- _Written task_
Extract each line of the material that follows exactly and omit its pictures.

- _Dataset excerpts_

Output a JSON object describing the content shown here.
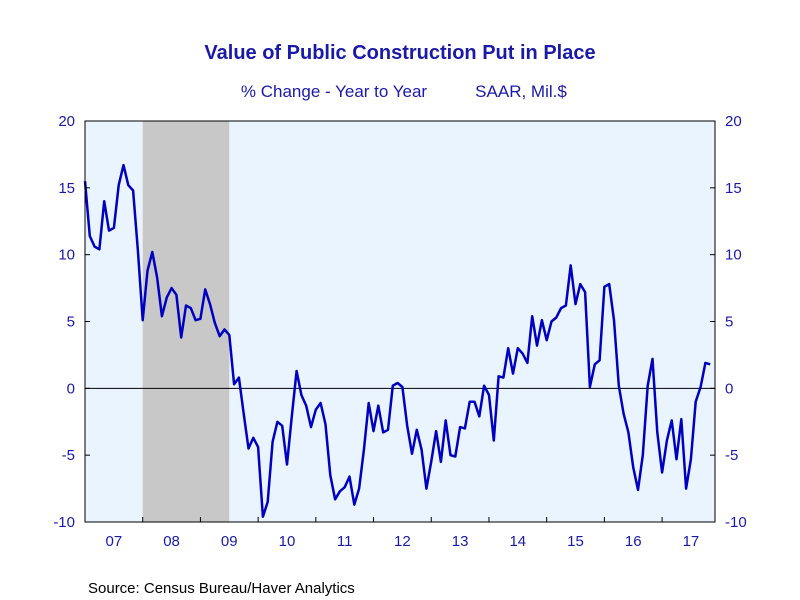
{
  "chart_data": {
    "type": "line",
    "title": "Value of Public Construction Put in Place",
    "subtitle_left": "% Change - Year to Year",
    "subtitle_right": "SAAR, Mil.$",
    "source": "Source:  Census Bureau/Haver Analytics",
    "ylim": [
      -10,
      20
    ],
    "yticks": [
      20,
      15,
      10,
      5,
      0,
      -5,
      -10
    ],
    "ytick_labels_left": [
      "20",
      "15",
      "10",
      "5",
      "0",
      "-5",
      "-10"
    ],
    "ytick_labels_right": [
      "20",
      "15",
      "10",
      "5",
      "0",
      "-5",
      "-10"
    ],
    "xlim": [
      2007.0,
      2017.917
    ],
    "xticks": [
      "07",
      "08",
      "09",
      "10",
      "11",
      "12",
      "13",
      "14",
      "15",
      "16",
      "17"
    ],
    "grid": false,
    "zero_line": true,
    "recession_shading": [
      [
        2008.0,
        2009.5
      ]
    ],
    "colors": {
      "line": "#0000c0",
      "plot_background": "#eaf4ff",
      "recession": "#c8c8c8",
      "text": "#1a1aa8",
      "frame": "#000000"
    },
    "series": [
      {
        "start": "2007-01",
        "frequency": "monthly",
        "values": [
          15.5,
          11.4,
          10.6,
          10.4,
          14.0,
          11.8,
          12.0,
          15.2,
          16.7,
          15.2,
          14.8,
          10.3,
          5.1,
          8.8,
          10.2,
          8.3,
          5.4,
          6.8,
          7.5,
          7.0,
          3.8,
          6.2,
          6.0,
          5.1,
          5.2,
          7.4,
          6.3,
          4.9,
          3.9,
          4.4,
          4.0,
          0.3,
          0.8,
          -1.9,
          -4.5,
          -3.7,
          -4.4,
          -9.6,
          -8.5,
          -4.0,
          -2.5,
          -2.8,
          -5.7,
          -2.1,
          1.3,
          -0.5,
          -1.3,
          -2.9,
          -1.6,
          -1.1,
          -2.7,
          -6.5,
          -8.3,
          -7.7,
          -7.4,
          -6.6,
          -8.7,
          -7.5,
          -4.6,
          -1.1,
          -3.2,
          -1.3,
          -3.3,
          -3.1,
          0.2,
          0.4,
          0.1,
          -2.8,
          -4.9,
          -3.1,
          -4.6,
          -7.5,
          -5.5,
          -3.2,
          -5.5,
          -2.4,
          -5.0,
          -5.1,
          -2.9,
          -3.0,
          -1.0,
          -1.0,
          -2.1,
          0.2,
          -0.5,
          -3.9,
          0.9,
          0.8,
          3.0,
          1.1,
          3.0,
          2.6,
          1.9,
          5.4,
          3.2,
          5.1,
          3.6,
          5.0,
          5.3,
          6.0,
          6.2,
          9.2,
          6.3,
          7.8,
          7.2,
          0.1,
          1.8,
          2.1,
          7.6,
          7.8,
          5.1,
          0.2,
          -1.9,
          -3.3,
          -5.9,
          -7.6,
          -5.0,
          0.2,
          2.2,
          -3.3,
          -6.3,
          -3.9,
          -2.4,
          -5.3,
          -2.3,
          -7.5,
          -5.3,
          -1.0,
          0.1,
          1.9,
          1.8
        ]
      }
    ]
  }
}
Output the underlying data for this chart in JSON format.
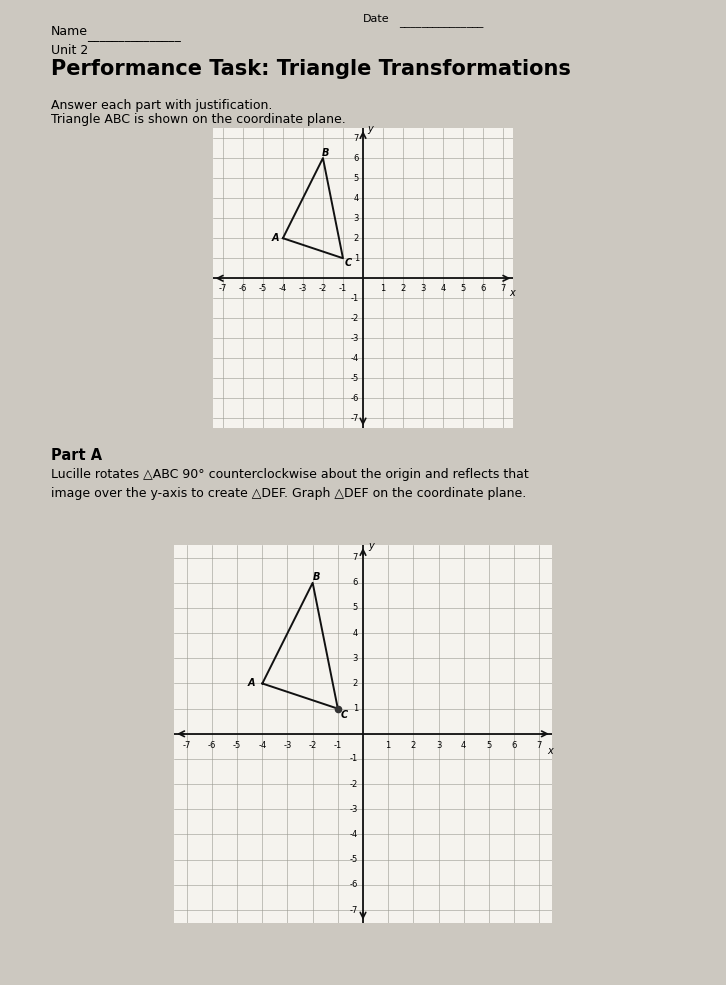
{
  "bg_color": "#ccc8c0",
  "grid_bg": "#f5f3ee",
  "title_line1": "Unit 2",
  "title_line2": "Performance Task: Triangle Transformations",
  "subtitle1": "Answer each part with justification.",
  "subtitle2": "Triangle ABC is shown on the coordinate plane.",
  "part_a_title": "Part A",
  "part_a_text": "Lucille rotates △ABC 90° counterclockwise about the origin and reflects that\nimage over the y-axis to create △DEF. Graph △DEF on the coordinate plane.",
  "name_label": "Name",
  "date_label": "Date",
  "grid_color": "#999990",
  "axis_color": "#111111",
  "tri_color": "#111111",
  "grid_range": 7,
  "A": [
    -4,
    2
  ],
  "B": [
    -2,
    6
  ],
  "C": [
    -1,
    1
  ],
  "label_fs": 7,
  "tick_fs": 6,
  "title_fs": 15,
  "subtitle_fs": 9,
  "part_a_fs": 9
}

- _Response below_
Output a JSON object describing the content shown here.
{
  "chart_data": {
    "type": "line",
    "title": "Value of Public Construction Put in Place",
    "subtitle_left": "% Change - Year to Year",
    "subtitle_right": "SAAR, Mil.$",
    "source": "Source:  Census Bureau/Haver Analytics",
    "ylim": [
      -10,
      20
    ],
    "yticks": [
      20,
      15,
      10,
      5,
      0,
      -5,
      -10
    ],
    "ytick_labels_left": [
      "20",
      "15",
      "10",
      "5",
      "0",
      "-5",
      "-10"
    ],
    "ytick_labels_right": [
      "20",
      "15",
      "10",
      "5",
      "0",
      "-5",
      "-10"
    ],
    "xlim": [
      2007.0,
      2017.917
    ],
    "xticks": [
      "07",
      "08",
      "09",
      "10",
      "11",
      "12",
      "13",
      "14",
      "15",
      "16",
      "17"
    ],
    "grid": false,
    "zero_line": true,
    "recession_shading": [
      [
        2008.0,
        2009.5
      ]
    ],
    "colors": {
      "line": "#0000c0",
      "plot_background": "#eaf4ff",
      "recession": "#c8c8c8",
      "text": "#1a1aa8",
      "frame": "#000000"
    },
    "series": [
      {
        "start": "2007-01",
        "frequency": "monthly",
        "values": [
          15.5,
          11.4,
          10.6,
          10.4,
          14.0,
          11.8,
          12.0,
          15.2,
          16.7,
          15.2,
          14.8,
          10.3,
          5.1,
          8.8,
          10.2,
          8.3,
          5.4,
          6.8,
          7.5,
          7.0,
          3.8,
          6.2,
          6.0,
          5.1,
          5.2,
          7.4,
          6.3,
          4.9,
          3.9,
          4.4,
          4.0,
          0.3,
          0.8,
          -1.9,
          -4.5,
          -3.7,
          -4.4,
          -9.6,
          -8.5,
          -4.0,
          -2.5,
          -2.8,
          -5.7,
          -2.1,
          1.3,
          -0.5,
          -1.3,
          -2.9,
          -1.6,
          -1.1,
          -2.7,
          -6.5,
          -8.3,
          -7.7,
          -7.4,
          -6.6,
          -8.7,
          -7.5,
          -4.6,
          -1.1,
          -3.2,
          -1.3,
          -3.3,
          -3.1,
          0.2,
          0.4,
          0.1,
          -2.8,
          -4.9,
          -3.1,
          -4.6,
          -7.5,
          -5.5,
          -3.2,
          -5.5,
          -2.4,
          -5.0,
          -5.1,
          -2.9,
          -3.0,
          -1.0,
          -1.0,
          -2.1,
          0.2,
          -0.5,
          -3.9,
          0.9,
          0.8,
          3.0,
          1.1,
          3.0,
          2.6,
          1.9,
          5.4,
          3.2,
          5.1,
          3.6,
          5.0,
          5.3,
          6.0,
          6.2,
          9.2,
          6.3,
          7.8,
          7.2,
          0.1,
          1.8,
          2.1,
          7.6,
          7.8,
          5.1,
          0.2,
          -1.9,
          -3.3,
          -5.9,
          -7.6,
          -5.0,
          0.2,
          2.2,
          -3.3,
          -6.3,
          -3.9,
          -2.4,
          -5.3,
          -2.3,
          -7.5,
          -5.3,
          -1.0,
          0.1,
          1.9,
          1.8
        ]
      }
    ]
  }
}
Output the underlying data for this chart in JSON format.
{
  "bg_color": "#ccc8c0",
  "grid_bg": "#f5f3ee",
  "title_line1": "Unit 2",
  "title_line2": "Performance Task: Triangle Transformations",
  "subtitle1": "Answer each part with justification.",
  "subtitle2": "Triangle ABC is shown on the coordinate plane.",
  "part_a_title": "Part A",
  "part_a_text": "Lucille rotates △ABC 90° counterclockwise about the origin and reflects that\nimage over the y-axis to create △DEF. Graph △DEF on the coordinate plane.",
  "name_label": "Name",
  "date_label": "Date",
  "grid_color": "#999990",
  "axis_color": "#111111",
  "tri_color": "#111111",
  "grid_range": 7,
  "A": [
    -4,
    2
  ],
  "B": [
    -2,
    6
  ],
  "C": [
    -1,
    1
  ],
  "label_fs": 7,
  "tick_fs": 6,
  "title_fs": 15,
  "subtitle_fs": 9,
  "part_a_fs": 9
}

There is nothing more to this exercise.